» EXERCISE PROMPT:
Print out the entries below with no edits.

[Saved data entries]
------------------------------------------------------------
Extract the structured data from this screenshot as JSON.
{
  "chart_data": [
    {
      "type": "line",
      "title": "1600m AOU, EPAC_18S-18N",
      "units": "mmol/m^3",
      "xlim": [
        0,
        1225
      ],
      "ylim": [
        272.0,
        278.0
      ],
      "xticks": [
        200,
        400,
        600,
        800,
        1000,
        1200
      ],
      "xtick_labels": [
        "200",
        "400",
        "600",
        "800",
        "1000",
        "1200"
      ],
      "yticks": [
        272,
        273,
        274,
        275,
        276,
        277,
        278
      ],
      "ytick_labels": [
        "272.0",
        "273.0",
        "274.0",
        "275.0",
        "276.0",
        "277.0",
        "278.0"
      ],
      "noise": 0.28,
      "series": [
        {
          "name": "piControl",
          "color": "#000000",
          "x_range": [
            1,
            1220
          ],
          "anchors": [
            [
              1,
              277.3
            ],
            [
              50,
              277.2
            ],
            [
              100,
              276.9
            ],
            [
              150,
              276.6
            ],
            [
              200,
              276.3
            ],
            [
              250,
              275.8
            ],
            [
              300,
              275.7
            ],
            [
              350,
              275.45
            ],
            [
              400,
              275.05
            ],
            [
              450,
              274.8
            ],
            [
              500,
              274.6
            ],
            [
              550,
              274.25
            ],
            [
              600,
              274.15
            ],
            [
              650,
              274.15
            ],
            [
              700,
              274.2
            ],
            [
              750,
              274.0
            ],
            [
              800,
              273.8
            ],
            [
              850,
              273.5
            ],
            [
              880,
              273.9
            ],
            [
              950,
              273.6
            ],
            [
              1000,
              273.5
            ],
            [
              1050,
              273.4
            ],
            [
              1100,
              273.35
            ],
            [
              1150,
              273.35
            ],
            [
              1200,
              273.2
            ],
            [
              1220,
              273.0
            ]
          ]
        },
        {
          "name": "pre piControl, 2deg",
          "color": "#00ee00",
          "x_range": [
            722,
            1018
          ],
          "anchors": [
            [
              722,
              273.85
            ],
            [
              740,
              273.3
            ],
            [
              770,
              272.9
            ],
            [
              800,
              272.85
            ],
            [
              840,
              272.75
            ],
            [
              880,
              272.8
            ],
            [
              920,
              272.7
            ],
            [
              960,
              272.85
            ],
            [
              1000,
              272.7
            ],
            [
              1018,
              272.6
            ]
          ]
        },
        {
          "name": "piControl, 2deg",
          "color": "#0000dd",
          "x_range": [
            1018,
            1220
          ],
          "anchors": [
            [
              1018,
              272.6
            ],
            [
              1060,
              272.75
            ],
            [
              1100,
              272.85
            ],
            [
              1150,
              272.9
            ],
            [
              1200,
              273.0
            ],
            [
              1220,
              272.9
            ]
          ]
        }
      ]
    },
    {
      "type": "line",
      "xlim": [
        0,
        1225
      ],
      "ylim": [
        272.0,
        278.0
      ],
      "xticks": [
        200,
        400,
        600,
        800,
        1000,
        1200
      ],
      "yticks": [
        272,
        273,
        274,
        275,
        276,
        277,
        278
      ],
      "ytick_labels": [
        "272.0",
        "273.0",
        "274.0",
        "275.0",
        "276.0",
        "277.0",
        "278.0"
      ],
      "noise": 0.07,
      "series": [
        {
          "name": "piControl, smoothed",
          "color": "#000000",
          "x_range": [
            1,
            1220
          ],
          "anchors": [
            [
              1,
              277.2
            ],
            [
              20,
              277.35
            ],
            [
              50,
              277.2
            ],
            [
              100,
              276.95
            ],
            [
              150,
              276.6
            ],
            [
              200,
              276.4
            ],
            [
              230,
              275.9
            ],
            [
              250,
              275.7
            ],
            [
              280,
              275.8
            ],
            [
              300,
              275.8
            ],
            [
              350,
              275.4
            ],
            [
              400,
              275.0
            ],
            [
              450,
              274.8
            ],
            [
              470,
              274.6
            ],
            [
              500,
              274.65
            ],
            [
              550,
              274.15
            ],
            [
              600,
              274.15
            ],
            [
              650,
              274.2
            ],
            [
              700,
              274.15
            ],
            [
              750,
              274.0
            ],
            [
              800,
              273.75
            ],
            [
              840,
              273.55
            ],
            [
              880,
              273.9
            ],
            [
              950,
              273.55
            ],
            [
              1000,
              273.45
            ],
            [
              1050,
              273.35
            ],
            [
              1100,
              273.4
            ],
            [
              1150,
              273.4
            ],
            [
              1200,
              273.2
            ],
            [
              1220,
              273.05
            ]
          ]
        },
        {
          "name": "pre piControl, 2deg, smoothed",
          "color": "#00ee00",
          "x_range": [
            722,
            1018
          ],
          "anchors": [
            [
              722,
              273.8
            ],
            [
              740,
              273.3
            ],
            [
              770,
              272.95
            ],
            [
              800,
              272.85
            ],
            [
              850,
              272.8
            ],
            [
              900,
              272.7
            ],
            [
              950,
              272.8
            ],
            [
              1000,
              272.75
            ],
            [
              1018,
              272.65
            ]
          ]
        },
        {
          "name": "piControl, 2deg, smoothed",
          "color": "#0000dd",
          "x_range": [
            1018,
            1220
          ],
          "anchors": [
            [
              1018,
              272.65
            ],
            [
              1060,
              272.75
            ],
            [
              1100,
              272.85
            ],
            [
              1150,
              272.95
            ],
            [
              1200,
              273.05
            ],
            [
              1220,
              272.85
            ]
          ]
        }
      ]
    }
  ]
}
------------------------------------------------------------
» OUTPUT BELOW:
Extract the structured data from this screenshot as JSON.
{
  "chart_data": [
    {
      "type": "line",
      "title": "1600m AOU, EPAC_18S-18N",
      "units": "mmol/m^3",
      "xlim": [
        0,
        1225
      ],
      "ylim": [
        272.0,
        278.0
      ],
      "xticks": [
        200,
        400,
        600,
        800,
        1000,
        1200
      ],
      "xtick_labels": [
        "200",
        "400",
        "600",
        "800",
        "1000",
        "1200"
      ],
      "yticks": [
        272,
        273,
        274,
        275,
        276,
        277,
        278
      ],
      "ytick_labels": [
        "272.0",
        "273.0",
        "274.0",
        "275.0",
        "276.0",
        "277.0",
        "278.0"
      ],
      "noise": 0.28,
      "series": [
        {
          "name": "piControl",
          "color": "#000000",
          "x_range": [
            1,
            1220
          ],
          "anchors": [
            [
              1,
              277.3
            ],
            [
              50,
              277.2
            ],
            [
              100,
              276.9
            ],
            [
              150,
              276.6
            ],
            [
              200,
              276.3
            ],
            [
              250,
              275.8
            ],
            [
              300,
              275.7
            ],
            [
              350,
              275.45
            ],
            [
              400,
              275.05
            ],
            [
              450,
              274.8
            ],
            [
              500,
              274.6
            ],
            [
              550,
              274.25
            ],
            [
              600,
              274.15
            ],
            [
              650,
              274.15
            ],
            [
              700,
              274.2
            ],
            [
              750,
              274.0
            ],
            [
              800,
              273.8
            ],
            [
              850,
              273.5
            ],
            [
              880,
              273.9
            ],
            [
              950,
              273.6
            ],
            [
              1000,
              273.5
            ],
            [
              1050,
              273.4
            ],
            [
              1100,
              273.35
            ],
            [
              1150,
              273.35
            ],
            [
              1200,
              273.2
            ],
            [
              1220,
              273.0
            ]
          ]
        },
        {
          "name": "pre piControl, 2deg",
          "color": "#00ee00",
          "x_range": [
            722,
            1018
          ],
          "anchors": [
            [
              722,
              273.85
            ],
            [
              740,
              273.3
            ],
            [
              770,
              272.9
            ],
            [
              800,
              272.85
            ],
            [
              840,
              272.75
            ],
            [
              880,
              272.8
            ],
            [
              920,
              272.7
            ],
            [
              960,
              272.85
            ],
            [
              1000,
              272.7
            ],
            [
              1018,
              272.6
            ]
          ]
        },
        {
          "name": "piControl, 2deg",
          "color": "#0000dd",
          "x_range": [
            1018,
            1220
          ],
          "anchors": [
            [
              1018,
              272.6
            ],
            [
              1060,
              272.75
            ],
            [
              1100,
              272.85
            ],
            [
              1150,
              272.9
            ],
            [
              1200,
              273.0
            ],
            [
              1220,
              272.9
            ]
          ]
        }
      ]
    },
    {
      "type": "line",
      "xlim": [
        0,
        1225
      ],
      "ylim": [
        272.0,
        278.0
      ],
      "xticks": [
        200,
        400,
        600,
        800,
        1000,
        1200
      ],
      "yticks": [
        272,
        273,
        274,
        275,
        276,
        277,
        278
      ],
      "ytick_labels": [
        "272.0",
        "273.0",
        "274.0",
        "275.0",
        "276.0",
        "277.0",
        "278.0"
      ],
      "noise": 0.07,
      "series": [
        {
          "name": "piControl, smoothed",
          "color": "#000000",
          "x_range": [
            1,
            1220
          ],
          "anchors": [
            [
              1,
              277.2
            ],
            [
              20,
              277.35
            ],
            [
              50,
              277.2
            ],
            [
              100,
              276.95
            ],
            [
              150,
              276.6
            ],
            [
              200,
              276.4
            ],
            [
              230,
              275.9
            ],
            [
              250,
              275.7
            ],
            [
              280,
              275.8
            ],
            [
              300,
              275.8
            ],
            [
              350,
              275.4
            ],
            [
              400,
              275.0
            ],
            [
              450,
              274.8
            ],
            [
              470,
              274.6
            ],
            [
              500,
              274.65
            ],
            [
              550,
              274.15
            ],
            [
              600,
              274.15
            ],
            [
              650,
              274.2
            ],
            [
              700,
              274.15
            ],
            [
              750,
              274.0
            ],
            [
              800,
              273.75
            ],
            [
              840,
              273.55
            ],
            [
              880,
              273.9
            ],
            [
              950,
              273.55
            ],
            [
              1000,
              273.45
            ],
            [
              1050,
              273.35
            ],
            [
              1100,
              273.4
            ],
            [
              1150,
              273.4
            ],
            [
              1200,
              273.2
            ],
            [
              1220,
              273.05
            ]
          ]
        },
        {
          "name": "pre piControl, 2deg, smoothed",
          "color": "#00ee00",
          "x_range": [
            722,
            1018
          ],
          "anchors": [
            [
              722,
              273.8
            ],
            [
              740,
              273.3
            ],
            [
              770,
              272.95
            ],
            [
              800,
              272.85
            ],
            [
              850,
              272.8
            ],
            [
              900,
              272.7
            ],
            [
              950,
              272.8
            ],
            [
              1000,
              272.75
            ],
            [
              1018,
              272.65
            ]
          ]
        },
        {
          "name": "piControl, 2deg, smoothed",
          "color": "#0000dd",
          "x_range": [
            1018,
            1220
          ],
          "anchors": [
            [
              1018,
              272.65
            ],
            [
              1060,
              272.75
            ],
            [
              1100,
              272.85
            ],
            [
              1150,
              272.95
            ],
            [
              1200,
              273.05
            ],
            [
              1220,
              272.85
            ]
          ]
        }
      ]
    }
  ]
}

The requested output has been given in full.